-- START --
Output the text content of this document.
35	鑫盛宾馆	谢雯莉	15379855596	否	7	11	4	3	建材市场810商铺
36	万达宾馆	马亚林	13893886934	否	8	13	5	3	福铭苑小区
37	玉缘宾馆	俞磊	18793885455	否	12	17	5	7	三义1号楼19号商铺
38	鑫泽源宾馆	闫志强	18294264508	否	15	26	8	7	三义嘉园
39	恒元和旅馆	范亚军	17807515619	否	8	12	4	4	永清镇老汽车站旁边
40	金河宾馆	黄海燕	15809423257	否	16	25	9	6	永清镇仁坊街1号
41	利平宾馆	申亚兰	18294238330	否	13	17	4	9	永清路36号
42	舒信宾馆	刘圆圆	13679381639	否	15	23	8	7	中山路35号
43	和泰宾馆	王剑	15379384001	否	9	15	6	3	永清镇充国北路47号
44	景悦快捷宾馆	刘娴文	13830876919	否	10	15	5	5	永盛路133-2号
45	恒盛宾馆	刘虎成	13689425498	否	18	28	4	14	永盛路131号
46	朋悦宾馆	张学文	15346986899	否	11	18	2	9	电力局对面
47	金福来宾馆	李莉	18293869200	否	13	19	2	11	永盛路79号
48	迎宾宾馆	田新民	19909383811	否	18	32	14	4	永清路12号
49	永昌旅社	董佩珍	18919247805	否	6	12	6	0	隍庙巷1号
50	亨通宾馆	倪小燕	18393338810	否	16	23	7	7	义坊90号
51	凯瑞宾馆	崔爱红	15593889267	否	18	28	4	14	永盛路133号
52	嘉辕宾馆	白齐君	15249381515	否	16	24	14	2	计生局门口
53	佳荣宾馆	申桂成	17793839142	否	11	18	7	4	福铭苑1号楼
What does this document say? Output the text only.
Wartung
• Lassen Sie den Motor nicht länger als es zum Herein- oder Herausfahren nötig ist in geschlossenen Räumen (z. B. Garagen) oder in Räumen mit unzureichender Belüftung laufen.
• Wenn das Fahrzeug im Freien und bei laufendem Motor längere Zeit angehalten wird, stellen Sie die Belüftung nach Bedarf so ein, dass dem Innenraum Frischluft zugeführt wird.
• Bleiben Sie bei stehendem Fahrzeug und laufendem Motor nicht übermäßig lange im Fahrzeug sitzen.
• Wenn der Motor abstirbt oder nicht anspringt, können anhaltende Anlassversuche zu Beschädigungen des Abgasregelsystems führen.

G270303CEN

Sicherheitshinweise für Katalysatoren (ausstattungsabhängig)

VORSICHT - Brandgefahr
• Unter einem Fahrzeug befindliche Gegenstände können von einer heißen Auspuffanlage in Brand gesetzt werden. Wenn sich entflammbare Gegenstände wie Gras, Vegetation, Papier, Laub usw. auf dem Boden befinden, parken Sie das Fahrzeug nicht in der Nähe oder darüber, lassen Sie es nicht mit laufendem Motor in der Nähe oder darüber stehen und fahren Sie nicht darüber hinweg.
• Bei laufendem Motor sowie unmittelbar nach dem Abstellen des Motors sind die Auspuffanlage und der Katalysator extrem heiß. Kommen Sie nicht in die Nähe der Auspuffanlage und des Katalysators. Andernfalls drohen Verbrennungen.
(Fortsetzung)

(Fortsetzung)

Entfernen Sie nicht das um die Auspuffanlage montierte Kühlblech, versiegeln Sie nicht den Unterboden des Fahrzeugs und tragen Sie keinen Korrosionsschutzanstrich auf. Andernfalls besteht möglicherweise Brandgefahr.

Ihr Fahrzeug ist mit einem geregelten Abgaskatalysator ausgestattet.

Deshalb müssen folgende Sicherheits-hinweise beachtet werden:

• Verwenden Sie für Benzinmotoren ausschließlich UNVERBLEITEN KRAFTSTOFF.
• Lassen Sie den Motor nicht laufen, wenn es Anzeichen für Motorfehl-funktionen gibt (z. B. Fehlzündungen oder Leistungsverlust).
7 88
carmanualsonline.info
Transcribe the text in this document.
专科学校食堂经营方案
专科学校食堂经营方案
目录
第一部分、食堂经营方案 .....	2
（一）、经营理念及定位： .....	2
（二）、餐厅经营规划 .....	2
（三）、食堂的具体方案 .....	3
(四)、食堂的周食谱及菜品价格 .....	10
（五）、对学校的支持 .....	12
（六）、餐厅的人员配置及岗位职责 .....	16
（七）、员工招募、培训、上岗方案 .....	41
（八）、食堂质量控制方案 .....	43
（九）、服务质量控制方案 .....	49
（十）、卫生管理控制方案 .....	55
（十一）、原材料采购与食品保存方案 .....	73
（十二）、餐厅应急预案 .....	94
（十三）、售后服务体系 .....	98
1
-- END --
> [Directive]: Write the material out again in its entirety, exactly as shown.

> [Exercise solution]:
Output the text content of this document.
35	鑫盛宾馆	谢雯莉	15379855596	否	7	11	4	3	建材市场810商铺
36	万达宾馆	马亚林	13893886934	否	8	13	5	3	福铭苑小区
37	玉缘宾馆	俞磊	18793885455	否	12	17	5	7	三义1号楼19号商铺
38	鑫泽源宾馆	闫志强	18294264508	否	15	26	8	7	三义嘉园
39	恒元和旅馆	范亚军	17807515619	否	8	12	4	4	永清镇老汽车站旁边
40	金河宾馆	黄海燕	15809423257	否	16	25	9	6	永清镇仁坊街1号
41	利平宾馆	申亚兰	18294238330	否	13	17	4	9	永清路36号
42	舒信宾馆	刘圆圆	13679381639	否	15	23	8	7	中山路35号
43	和泰宾馆	王剑	15379384001	否	9	15	6	3	永清镇充国北路47号
44	景悦快捷宾馆	刘娴文	13830876919	否	10	15	5	5	永盛路133-2号
45	恒盛宾馆	刘虎成	13689425498	否	18	28	4	14	永盛路131号
46	朋悦宾馆	张学文	15346986899	否	11	18	2	9	电力局对面
47	金福来宾馆	李莉	18293869200	否	13	19	2	11	永盛路79号
48	迎宾宾馆	田新民	19909383811	否	18	32	14	4	永清路12号
49	永昌旅社	董佩珍	18919247805	否	6	12	6	0	隍庙巷1号
50	亨通宾馆	倪小燕	18393338810	否	16	23	7	7	义坊90号
51	凯瑞宾馆	崔爱红	15593889267	否	18	28	4	14	永盛路133号
52	嘉辕宾馆	白齐君	15249381515	否	16	24	14	2	计生局门口
53	佳荣宾馆	申桂成	17793839142	否	11	18	7	4	福铭苑1号楼
What does this document say? Output the text only.
Wartung
• Lassen Sie den Motor nicht länger als es zum Herein- oder Herausfahren nötig ist in geschlossenen Räumen (z. B. Garagen) oder in Räumen mit unzureichender Belüftung laufen.
• Wenn das Fahrzeug im Freien und bei laufendem Motor längere Zeit angehalten wird, stellen Sie die Belüftung nach Bedarf so ein, dass dem Innenraum Frischluft zugeführt wird.
• Bleiben Sie bei stehendem Fahrzeug und laufendem Motor nicht übermäßig lange im Fahrzeug sitzen.
• Wenn der Motor abstirbt oder nicht anspringt, können anhaltende Anlassversuche zu Beschädigungen des Abgasregelsystems führen.

G270303CEN

Sicherheitshinweise für Katalysatoren (ausstattungsabhängig)

VORSICHT - Brandgefahr
• Unter einem Fahrzeug befindliche Gegenstände können von einer heißen Auspuffanlage in Brand gesetzt werden. Wenn sich entflammbare Gegenstände wie Gras, Vegetation, Papier, Laub usw. auf dem Boden befinden, parken Sie das Fahrzeug nicht in der Nähe oder darüber, lassen Sie es nicht mit laufendem Motor in der Nähe oder darüber stehen und fahren Sie nicht darüber hinweg.
• Bei laufendem Motor sowie unmittelbar nach dem Abstellen des Motors sind die Auspuffanlage und der Katalysator extrem heiß. Kommen Sie nicht in die Nähe der Auspuffanlage und des Katalysators. Andernfalls drohen Verbrennungen.
(Fortsetzung)

(Fortsetzung)

Entfernen Sie nicht das um die Auspuffanlage montierte Kühlblech, versiegeln Sie nicht den Unterboden des Fahrzeugs und tragen Sie keinen Korrosionsschutzanstrich auf. Andernfalls besteht möglicherweise Brandgefahr.

Ihr Fahrzeug ist mit einem geregelten Abgaskatalysator ausgestattet.

Deshalb müssen folgende Sicherheits-hinweise beachtet werden:

• Verwenden Sie für Benzinmotoren ausschließlich UNVERBLEITEN KRAFTSTOFF.
• Lassen Sie den Motor nicht laufen, wenn es Anzeichen für Motorfehl-funktionen gibt (z. B. Fehlzündungen oder Leistungsverlust).
7 88
carmanualsonline.info
Transcribe the text in this document.
专科学校食堂经营方案
专科学校食堂经营方案
目录
第一部分、食堂经营方案 .....	2
（一）、经营理念及定位： .....	2
（二）、餐厅经营规划 .....	2
（三）、食堂的具体方案 .....	3
(四)、食堂的周食谱及菜品价格 .....	10
（五）、对学校的支持 .....	12
（六）、餐厅的人员配置及岗位职责 .....	16
（七）、员工招募、培训、上岗方案 .....	41
（八）、食堂质量控制方案 .....	43
（九）、服务质量控制方案 .....	49
（十）、卫生管理控制方案 .....	55
（十一）、原材料采购与食品保存方案 .....	73
（十二）、餐厅应急预案 .....	94
（十三）、售后服务体系 .....	98
1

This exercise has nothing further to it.